(Excerpt from a dataset):
- - -

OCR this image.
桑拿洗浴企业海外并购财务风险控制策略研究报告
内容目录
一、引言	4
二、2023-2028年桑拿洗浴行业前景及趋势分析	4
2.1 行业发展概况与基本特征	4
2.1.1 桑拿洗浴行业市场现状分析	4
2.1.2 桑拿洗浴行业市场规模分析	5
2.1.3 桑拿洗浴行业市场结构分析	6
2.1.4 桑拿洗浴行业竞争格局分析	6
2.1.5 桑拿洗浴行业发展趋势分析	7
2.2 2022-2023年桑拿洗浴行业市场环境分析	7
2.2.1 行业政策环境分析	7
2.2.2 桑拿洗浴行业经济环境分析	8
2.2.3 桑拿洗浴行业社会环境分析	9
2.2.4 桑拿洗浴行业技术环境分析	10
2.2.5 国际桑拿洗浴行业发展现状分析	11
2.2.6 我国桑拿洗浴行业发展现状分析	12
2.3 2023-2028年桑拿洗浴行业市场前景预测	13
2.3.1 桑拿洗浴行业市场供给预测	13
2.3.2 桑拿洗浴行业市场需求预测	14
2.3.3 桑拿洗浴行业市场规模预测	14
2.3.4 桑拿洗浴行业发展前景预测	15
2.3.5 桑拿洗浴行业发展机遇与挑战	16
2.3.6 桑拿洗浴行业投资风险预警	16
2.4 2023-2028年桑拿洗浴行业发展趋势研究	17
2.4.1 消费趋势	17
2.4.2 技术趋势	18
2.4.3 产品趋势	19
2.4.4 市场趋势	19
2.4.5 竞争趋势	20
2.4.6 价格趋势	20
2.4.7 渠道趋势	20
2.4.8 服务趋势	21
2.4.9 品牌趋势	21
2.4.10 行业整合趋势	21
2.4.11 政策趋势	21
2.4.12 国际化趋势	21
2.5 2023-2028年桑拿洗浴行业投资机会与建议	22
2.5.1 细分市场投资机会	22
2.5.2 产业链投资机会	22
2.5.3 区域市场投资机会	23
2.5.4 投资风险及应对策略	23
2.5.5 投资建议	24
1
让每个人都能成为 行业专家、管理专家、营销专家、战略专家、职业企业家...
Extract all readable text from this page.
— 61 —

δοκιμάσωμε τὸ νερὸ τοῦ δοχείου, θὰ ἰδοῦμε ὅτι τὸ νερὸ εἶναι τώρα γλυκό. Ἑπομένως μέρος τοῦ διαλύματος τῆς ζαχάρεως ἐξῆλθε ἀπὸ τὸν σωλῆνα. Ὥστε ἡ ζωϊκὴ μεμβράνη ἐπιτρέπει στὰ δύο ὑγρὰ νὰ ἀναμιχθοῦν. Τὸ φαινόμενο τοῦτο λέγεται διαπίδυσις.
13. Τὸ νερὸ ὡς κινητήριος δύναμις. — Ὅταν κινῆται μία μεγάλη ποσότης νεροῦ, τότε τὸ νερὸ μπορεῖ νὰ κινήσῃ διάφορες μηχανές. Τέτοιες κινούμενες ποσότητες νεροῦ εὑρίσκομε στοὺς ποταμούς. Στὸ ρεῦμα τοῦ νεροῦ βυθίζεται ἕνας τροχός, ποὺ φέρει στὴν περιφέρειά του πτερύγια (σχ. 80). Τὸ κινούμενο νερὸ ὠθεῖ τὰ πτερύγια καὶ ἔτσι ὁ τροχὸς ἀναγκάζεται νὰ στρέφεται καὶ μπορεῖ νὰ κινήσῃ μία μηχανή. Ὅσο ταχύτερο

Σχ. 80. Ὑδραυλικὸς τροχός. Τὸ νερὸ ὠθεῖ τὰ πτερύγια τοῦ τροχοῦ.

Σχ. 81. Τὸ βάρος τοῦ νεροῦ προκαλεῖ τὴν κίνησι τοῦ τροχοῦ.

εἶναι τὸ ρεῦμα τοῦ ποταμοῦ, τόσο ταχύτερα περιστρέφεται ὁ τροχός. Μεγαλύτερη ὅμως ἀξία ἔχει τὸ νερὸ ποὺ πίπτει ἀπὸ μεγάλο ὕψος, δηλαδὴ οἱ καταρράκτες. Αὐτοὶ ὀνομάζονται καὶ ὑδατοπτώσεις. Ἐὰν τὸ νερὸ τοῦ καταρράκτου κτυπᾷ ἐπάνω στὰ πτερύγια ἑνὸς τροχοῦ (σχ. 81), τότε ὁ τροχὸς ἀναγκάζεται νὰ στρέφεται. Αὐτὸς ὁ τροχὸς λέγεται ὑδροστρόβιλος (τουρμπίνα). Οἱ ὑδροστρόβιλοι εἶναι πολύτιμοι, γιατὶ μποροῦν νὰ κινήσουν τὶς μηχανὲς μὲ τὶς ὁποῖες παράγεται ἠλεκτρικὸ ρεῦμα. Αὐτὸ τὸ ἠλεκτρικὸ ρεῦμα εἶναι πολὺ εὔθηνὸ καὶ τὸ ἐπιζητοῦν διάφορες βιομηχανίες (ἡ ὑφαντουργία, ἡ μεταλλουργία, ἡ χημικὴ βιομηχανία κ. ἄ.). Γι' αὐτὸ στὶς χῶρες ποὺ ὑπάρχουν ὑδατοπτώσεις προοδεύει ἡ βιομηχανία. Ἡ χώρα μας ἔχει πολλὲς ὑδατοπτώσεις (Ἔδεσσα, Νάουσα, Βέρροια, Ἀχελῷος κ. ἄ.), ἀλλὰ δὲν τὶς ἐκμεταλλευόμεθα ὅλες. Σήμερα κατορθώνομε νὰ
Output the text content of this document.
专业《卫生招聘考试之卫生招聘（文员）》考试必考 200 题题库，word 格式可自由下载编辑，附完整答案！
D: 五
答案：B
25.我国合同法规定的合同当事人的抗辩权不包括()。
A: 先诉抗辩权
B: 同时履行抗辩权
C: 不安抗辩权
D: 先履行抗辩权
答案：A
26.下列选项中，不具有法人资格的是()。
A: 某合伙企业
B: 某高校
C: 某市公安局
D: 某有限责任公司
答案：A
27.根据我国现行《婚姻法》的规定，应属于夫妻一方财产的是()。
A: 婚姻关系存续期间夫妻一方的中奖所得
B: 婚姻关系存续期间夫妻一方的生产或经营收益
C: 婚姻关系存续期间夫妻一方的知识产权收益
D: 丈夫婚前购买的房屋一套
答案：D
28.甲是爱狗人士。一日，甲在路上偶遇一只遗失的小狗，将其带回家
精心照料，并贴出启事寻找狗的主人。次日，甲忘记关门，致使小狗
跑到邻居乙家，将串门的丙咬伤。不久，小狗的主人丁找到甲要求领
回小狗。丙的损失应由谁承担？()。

- - -

(Stated problem):
Repeat exactly the lines above from the line that contains "Output the text content of this document." through the end. Include both of these ends; leave out everything else.

(Answer):
Output the text content of this document.
专业《卫生招聘考试之卫生招聘（文员）》考试必考 200 题题库，word 格式可自由下载编辑，附完整答案！
D: 五
答案：B
25.我国合同法规定的合同当事人的抗辩权不包括()。
A: 先诉抗辩权
B: 同时履行抗辩权
C: 不安抗辩权
D: 先履行抗辩权
答案：A
26.下列选项中，不具有法人资格的是()。
A: 某合伙企业
B: 某高校
C: 某市公安局
D: 某有限责任公司
答案：A
27.根据我国现行《婚姻法》的规定，应属于夫妻一方财产的是()。
A: 婚姻关系存续期间夫妻一方的中奖所得
B: 婚姻关系存续期间夫妻一方的生产或经营收益
C: 婚姻关系存续期间夫妻一方的知识产权收益
D: 丈夫婚前购买的房屋一套
答案：D
28.甲是爱狗人士。一日，甲在路上偶遇一只遗失的小狗，将其带回家
精心照料，并贴出启事寻找狗的主人。次日，甲忘记关门，致使小狗
跑到邻居乙家，将串门的丙咬伤。不久，小狗的主人丁找到甲要求领
回小狗。丙的损失应由谁承担？()。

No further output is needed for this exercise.